_Dataset records_
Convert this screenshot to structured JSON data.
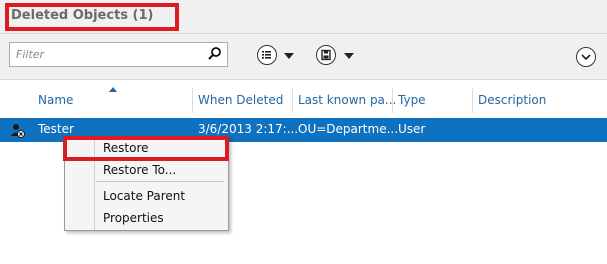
{
  "title": "Deleted Objects  (1)",
  "filter": {
    "placeholder": "Filter"
  },
  "columns": [
    "Name",
    "When Deleted",
    "Last known pa...",
    "Type",
    "Description"
  ],
  "row": {
    "name": "Tester",
    "when_deleted": "3/6/2013 2:17:...",
    "last_known_parent": "OU=Departme...",
    "type": "User",
    "description": ""
  },
  "context_menu": [
    "Restore",
    "Restore To...",
    "Locate Parent",
    "Properties"
  ],
  "colors": {
    "highlight": "#e01a22",
    "selection": "#0e72c1",
    "header_text": "#2467a3"
  }
}
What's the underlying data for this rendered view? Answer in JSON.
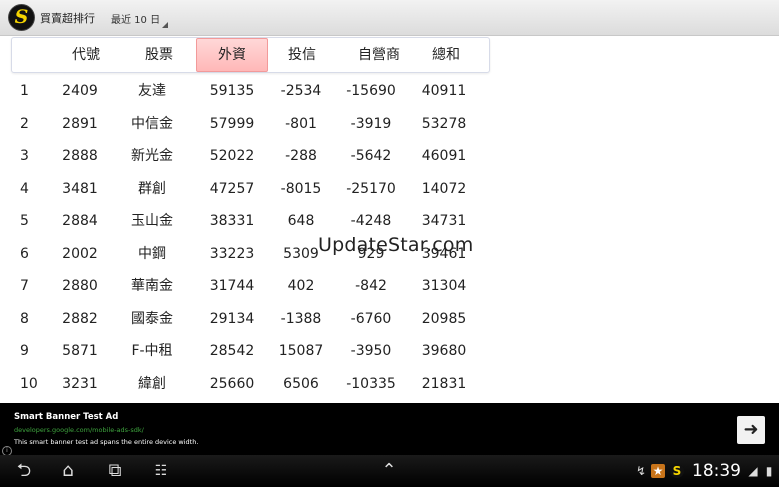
{
  "actionbar": {
    "title": "買賣超排行",
    "spinner_value": "最近 10 日"
  },
  "table": {
    "headers": [
      "代號",
      "股票",
      "外資",
      "投信",
      "自營商",
      "總和"
    ],
    "active_header": "外資",
    "rows": [
      {
        "rank": "1",
        "code": "2409",
        "name": "友達",
        "foreign": "59135",
        "trust": "-2534",
        "dealer": "-15690",
        "total": "40911"
      },
      {
        "rank": "2",
        "code": "2891",
        "name": "中信金",
        "foreign": "57999",
        "trust": "-801",
        "dealer": "-3919",
        "total": "53278"
      },
      {
        "rank": "3",
        "code": "2888",
        "name": "新光金",
        "foreign": "52022",
        "trust": "-288",
        "dealer": "-5642",
        "total": "46091"
      },
      {
        "rank": "4",
        "code": "3481",
        "name": "群創",
        "foreign": "47257",
        "trust": "-8015",
        "dealer": "-25170",
        "total": "14072"
      },
      {
        "rank": "5",
        "code": "2884",
        "name": "玉山金",
        "foreign": "38331",
        "trust": "648",
        "dealer": "-4248",
        "total": "34731"
      },
      {
        "rank": "6",
        "code": "2002",
        "name": "中鋼",
        "foreign": "33223",
        "trust": "5309",
        "dealer": "929",
        "total": "39461"
      },
      {
        "rank": "7",
        "code": "2880",
        "name": "華南金",
        "foreign": "31744",
        "trust": "402",
        "dealer": "-842",
        "total": "31304"
      },
      {
        "rank": "8",
        "code": "2882",
        "name": "國泰金",
        "foreign": "29134",
        "trust": "-1388",
        "dealer": "-6760",
        "total": "20985"
      },
      {
        "rank": "9",
        "code": "5871",
        "name": "F-中租",
        "foreign": "28542",
        "trust": "15087",
        "dealer": "-3950",
        "total": "39680"
      },
      {
        "rank": "10",
        "code": "3231",
        "name": "緯創",
        "foreign": "25660",
        "trust": "6506",
        "dealer": "-10335",
        "total": "21831"
      }
    ]
  },
  "watermark": "UpdateStar.com",
  "ad": {
    "title": "Smart Banner Test Ad",
    "url": "developers.google.com/mobile-ads-sdk/",
    "description": "This smart banner test ad spans the entire device width.",
    "button_icon": "arrow-right-icon"
  },
  "systembar": {
    "time": "18:39"
  }
}
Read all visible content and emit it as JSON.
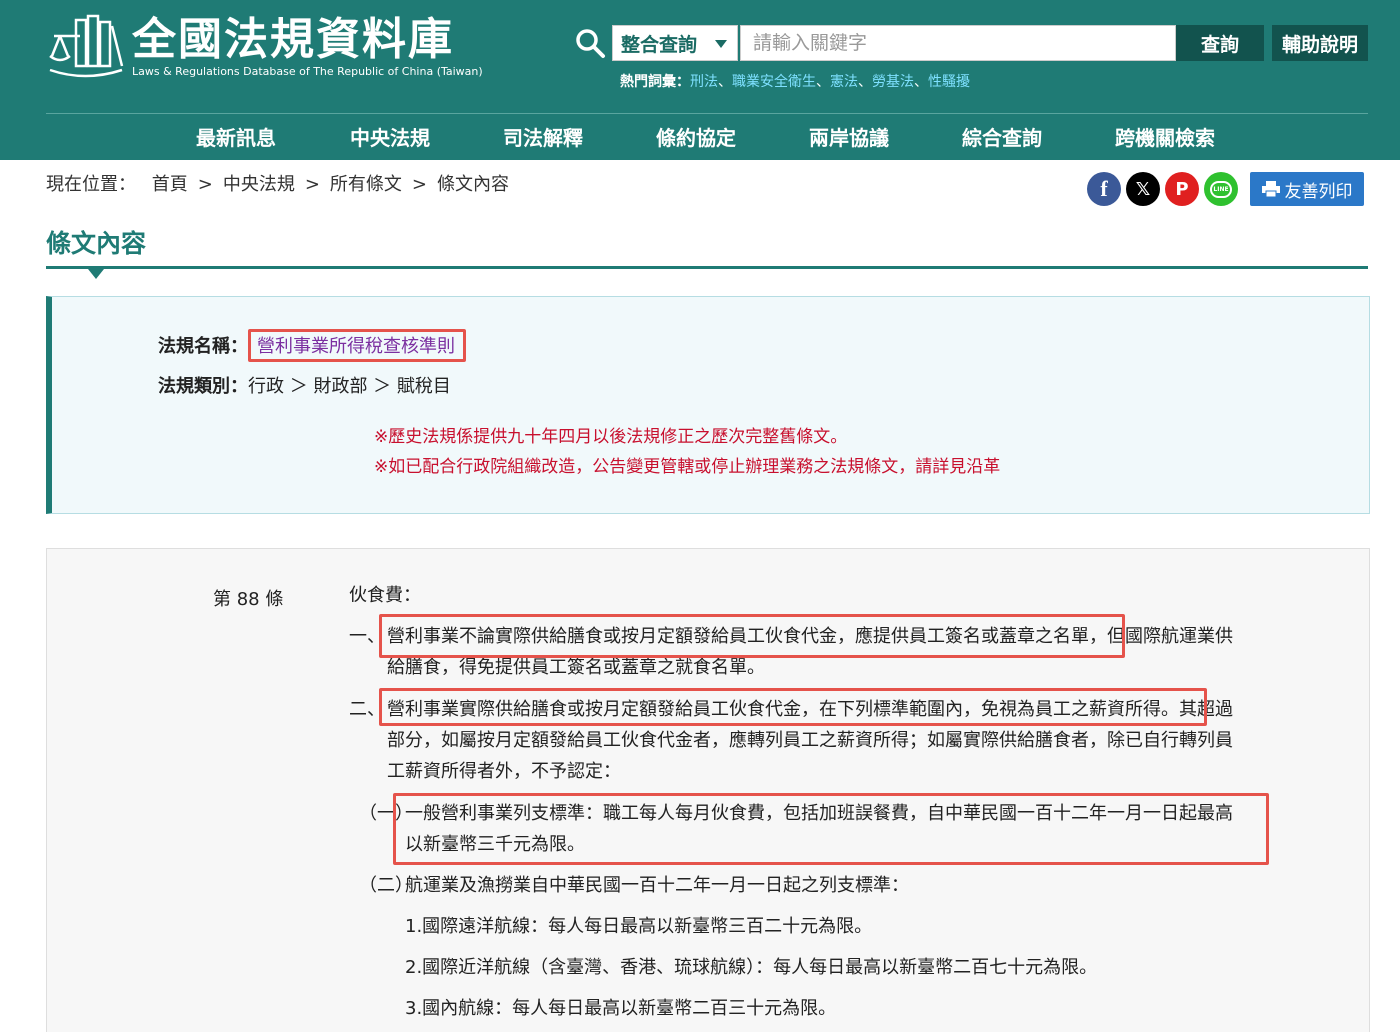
{
  "header": {
    "title": "全國法規資料庫",
    "subtitle": "Laws & Regulations Database of The Republic of China (Taiwan)",
    "search": {
      "mode": "整合查詢",
      "placeholder": "請輸入關鍵字",
      "query_button": "查詢",
      "help_button": "輔助說明"
    },
    "hot_terms": {
      "label": "熱門詞彙：",
      "terms": [
        "刑法",
        "職業安全衛生",
        "憲法",
        "勞基法",
        "性騷擾"
      ]
    },
    "nav": [
      "最新訊息",
      "中央法規",
      "司法解釋",
      "條約協定",
      "兩岸協議",
      "綜合查詢",
      "跨機關檢索"
    ],
    "brand_color": "#1f7b75"
  },
  "breadcrumb": {
    "label": "現在位置：",
    "items": [
      "首頁",
      "中央法規",
      "所有條文",
      "條文內容"
    ],
    "separator": ">"
  },
  "share": {
    "facebook": "f",
    "x": "𝕏",
    "plurk": "P",
    "line": "LINE",
    "print_label": "友善列印"
  },
  "page_title": "條文內容",
  "law_info": {
    "name_label": "法規名稱：",
    "name": "營利事業所得稅查核準則",
    "category_label": "法規類別：",
    "category": "行政 ＞ 財政部 ＞ 賦稅目",
    "notice_1": "※歷史法規係提供九十年四月以後法規修正之歷次完整舊條文。",
    "notice_2": "※如已配合行政院組織改造，公告變更管轄或停止辦理業務之法規條文，請詳見沿革"
  },
  "article": {
    "number": "第 88 條",
    "heading": "伙食費：",
    "p1_prefix": "一、",
    "p1_line1": "營利事業不論實際供給膳食或按月定額發給員工伙食代金，應提供員工簽名或蓋章之名單，但國際航運業供",
    "p1_line2": "給膳食，得免提供員工簽名或蓋章之就食名單。",
    "p2_prefix": "二、",
    "p2_line1": "營利事業實際供給膳食或按月定額發給員工伙食代金，在下列標準範圍內，免視為員工之薪資所得。其超過",
    "p2_line2": "部分，如屬按月定額發給員工伙食代金者，應轉列員工之薪資所得；如屬實際供給膳食者，除已自行轉列員",
    "p2_line3": "工薪資所得者外，不予認定：",
    "s1_prefix": "（一）",
    "s1_line1": "一般營利事業列支標準：職工每人每月伙食費，包括加班誤餐費，自中華民國一百十二年一月一日起最高",
    "s1_line2": "以新臺幣三千元為限。",
    "s2_prefix": "（二）",
    "s2_line1": "航運業及漁撈業自中華民國一百十二年一月一日起之列支標準：",
    "i1": "1.國際遠洋航線：每人每日最高以新臺幣三百二十元為限。",
    "i2": "2.國際近洋航線（含臺灣、香港、琉球航線）：每人每日最高以新臺幣二百七十元為限。",
    "i3": "3.國內航線：每人每日最高以新臺幣二百三十元為限。"
  },
  "highlight_color": "#e5534b"
}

_Given instruction_
All of the data above should be quoted exactly, except for the pictures.

_Task response_
Convert this screenshot to structured JSON data.
{
  "title": "Deleted Objects  (1)",
  "filter": {
    "placeholder": "Filter"
  },
  "columns": [
    "Name",
    "When Deleted",
    "Last known pa...",
    "Type",
    "Description"
  ],
  "row": {
    "name": "Tester",
    "when_deleted": "3/6/2013 2:17:...",
    "last_known_parent": "OU=Departme...",
    "type": "User",
    "description": ""
  },
  "context_menu": [
    "Restore",
    "Restore To...",
    "Locate Parent",
    "Properties"
  ],
  "colors": {
    "highlight": "#e01a22",
    "selection": "#0e72c1",
    "header_text": "#2467a3"
  }
}
What's the underlying data for this rendered view? Answer in JSON.
{
  "actionbar": {
    "title": "買賣超排行",
    "spinner_value": "最近 10 日"
  },
  "table": {
    "headers": [
      "代號",
      "股票",
      "外資",
      "投信",
      "自營商",
      "總和"
    ],
    "active_header": "外資",
    "rows": [
      {
        "rank": "1",
        "code": "2409",
        "name": "友達",
        "foreign": "59135",
        "trust": "-2534",
        "dealer": "-15690",
        "total": "40911"
      },
      {
        "rank": "2",
        "code": "2891",
        "name": "中信金",
        "foreign": "57999",
        "trust": "-801",
        "dealer": "-3919",
        "total": "53278"
      },
      {
        "rank": "3",
        "code": "2888",
        "name": "新光金",
        "foreign": "52022",
        "trust": "-288",
        "dealer": "-5642",
        "total": "46091"
      },
      {
        "rank": "4",
        "code": "3481",
        "name": "群創",
        "foreign": "47257",
        "trust": "-8015",
        "dealer": "-25170",
        "total": "14072"
      },
      {
        "rank": "5",
        "code": "2884",
        "name": "玉山金",
        "foreign": "38331",
        "trust": "648",
        "dealer": "-4248",
        "total": "34731"
      },
      {
        "rank": "6",
        "code": "2002",
        "name": "中鋼",
        "foreign": "33223",
        "trust": "5309",
        "dealer": "929",
        "total": "39461"
      },
      {
        "rank": "7",
        "code": "2880",
        "name": "華南金",
        "foreign": "31744",
        "trust": "402",
        "dealer": "-842",
        "total": "31304"
      },
      {
        "rank": "8",
        "code": "2882",
        "name": "國泰金",
        "foreign": "29134",
        "trust": "-1388",
        "dealer": "-6760",
        "total": "20985"
      },
      {
        "rank": "9",
        "code": "5871",
        "name": "F-中租",
        "foreign": "28542",
        "trust": "15087",
        "dealer": "-3950",
        "total": "39680"
      },
      {
        "rank": "10",
        "code": "3231",
        "name": "緯創",
        "foreign": "25660",
        "trust": "6506",
        "dealer": "-10335",
        "total": "21831"
      }
    ]
  },
  "watermark": "UpdateStar.com",
  "ad": {
    "title": "Smart Banner Test Ad",
    "url": "developers.google.com/mobile-ads-sdk/",
    "description": "This smart banner test ad spans the entire device width.",
    "button_icon": "arrow-right-icon"
  },
  "systembar": {
    "time": "18:39"
  }
}
Read all visible content and emit it as JSON.
{
  "header": {
    "title": "全國法規資料庫",
    "subtitle": "Laws & Regulations Database of The Republic of China (Taiwan)",
    "search": {
      "mode": "整合查詢",
      "placeholder": "請輸入關鍵字",
      "query_button": "查詢",
      "help_button": "輔助說明"
    },
    "hot_terms": {
      "label": "熱門詞彙：",
      "terms": [
        "刑法",
        "職業安全衛生",
        "憲法",
        "勞基法",
        "性騷擾"
      ]
    },
    "nav": [
      "最新訊息",
      "中央法規",
      "司法解釋",
      "條約協定",
      "兩岸協議",
      "綜合查詢",
      "跨機關檢索"
    ],
    "brand_color": "#1f7b75"
  },
  "breadcrumb": {
    "label": "現在位置：",
    "items": [
      "首頁",
      "中央法規",
      "所有條文",
      "條文內容"
    ],
    "separator": ">"
  },
  "share": {
    "facebook": "f",
    "x": "𝕏",
    "plurk": "P",
    "line": "LINE",
    "print_label": "友善列印"
  },
  "page_title": "條文內容",
  "law_info": {
    "name_label": "法規名稱：",
    "name": "營利事業所得稅查核準則",
    "category_label": "法規類別：",
    "category": "行政 ＞ 財政部 ＞ 賦稅目",
    "notice_1": "※歷史法規係提供九十年四月以後法規修正之歷次完整舊條文。",
    "notice_2": "※如已配合行政院組織改造，公告變更管轄或停止辦理業務之法規條文，請詳見沿革"
  },
  "article": {
    "number": "第 88 條",
    "heading": "伙食費：",
    "p1_prefix": "一、",
    "p1_line1": "營利事業不論實際供給膳食或按月定額發給員工伙食代金，應提供員工簽名或蓋章之名單，但國際航運業供",
    "p1_line2": "給膳食，得免提供員工簽名或蓋章之就食名單。",
    "p2_prefix": "二、",
    "p2_line1": "營利事業實際供給膳食或按月定額發給員工伙食代金，在下列標準範圍內，免視為員工之薪資所得。其超過",
    "p2_line2": "部分，如屬按月定額發給員工伙食代金者，應轉列員工之薪資所得；如屬實際供給膳食者，除已自行轉列員",
    "p2_line3": "工薪資所得者外，不予認定：",
    "s1_prefix": "（一）",
    "s1_line1": "一般營利事業列支標準：職工每人每月伙食費，包括加班誤餐費，自中華民國一百十二年一月一日起最高",
    "s1_line2": "以新臺幣三千元為限。",
    "s2_prefix": "（二）",
    "s2_line1": "航運業及漁撈業自中華民國一百十二年一月一日起之列支標準：",
    "i1": "1.國際遠洋航線：每人每日最高以新臺幣三百二十元為限。",
    "i2": "2.國際近洋航線（含臺灣、香港、琉球航線）：每人每日最高以新臺幣二百七十元為限。",
    "i3": "3.國內航線：每人每日最高以新臺幣二百三十元為限。"
  },
  "highlight_color": "#e5534b"
}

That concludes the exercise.